WHAT YOU WILL DO: Pull each line containing "image" out of the data and copy it.

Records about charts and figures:
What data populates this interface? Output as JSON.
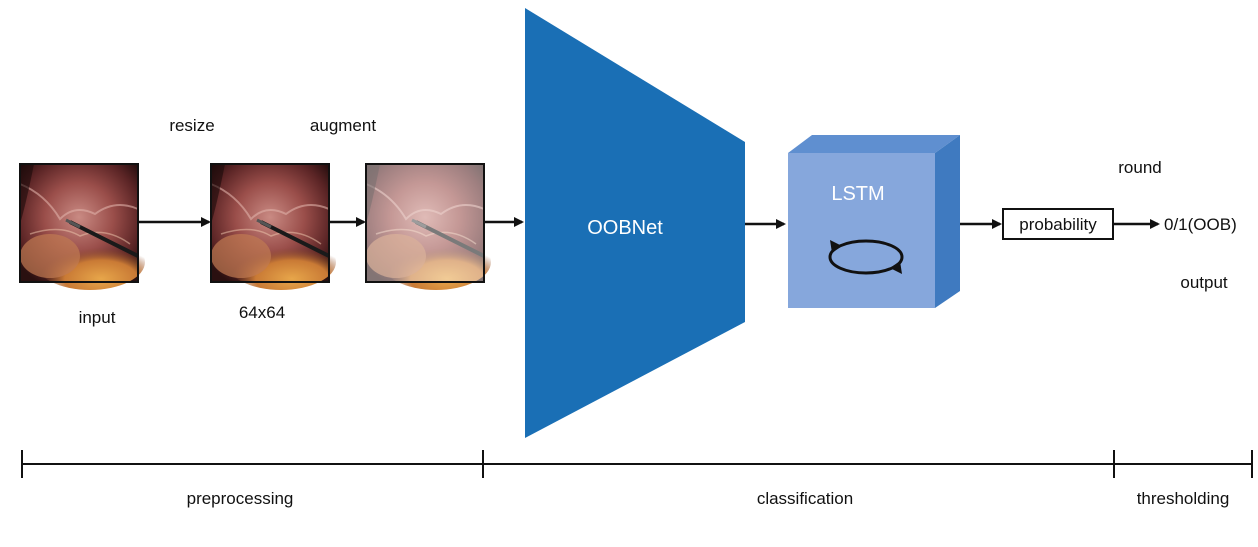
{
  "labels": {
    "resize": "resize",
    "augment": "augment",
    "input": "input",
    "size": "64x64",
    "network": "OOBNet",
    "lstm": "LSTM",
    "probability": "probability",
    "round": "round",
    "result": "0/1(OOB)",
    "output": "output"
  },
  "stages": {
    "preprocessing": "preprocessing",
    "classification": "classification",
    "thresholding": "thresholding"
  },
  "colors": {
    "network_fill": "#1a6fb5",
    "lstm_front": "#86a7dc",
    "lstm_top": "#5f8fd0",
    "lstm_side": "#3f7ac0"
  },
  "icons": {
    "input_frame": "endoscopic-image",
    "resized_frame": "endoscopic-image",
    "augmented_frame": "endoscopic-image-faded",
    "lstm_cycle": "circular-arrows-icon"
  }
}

TASK RESPONSE:
    "input_frame": "endoscopic-image",
    "resized_frame": "endoscopic-image",
    "augmented_frame": "endoscopic-image-faded",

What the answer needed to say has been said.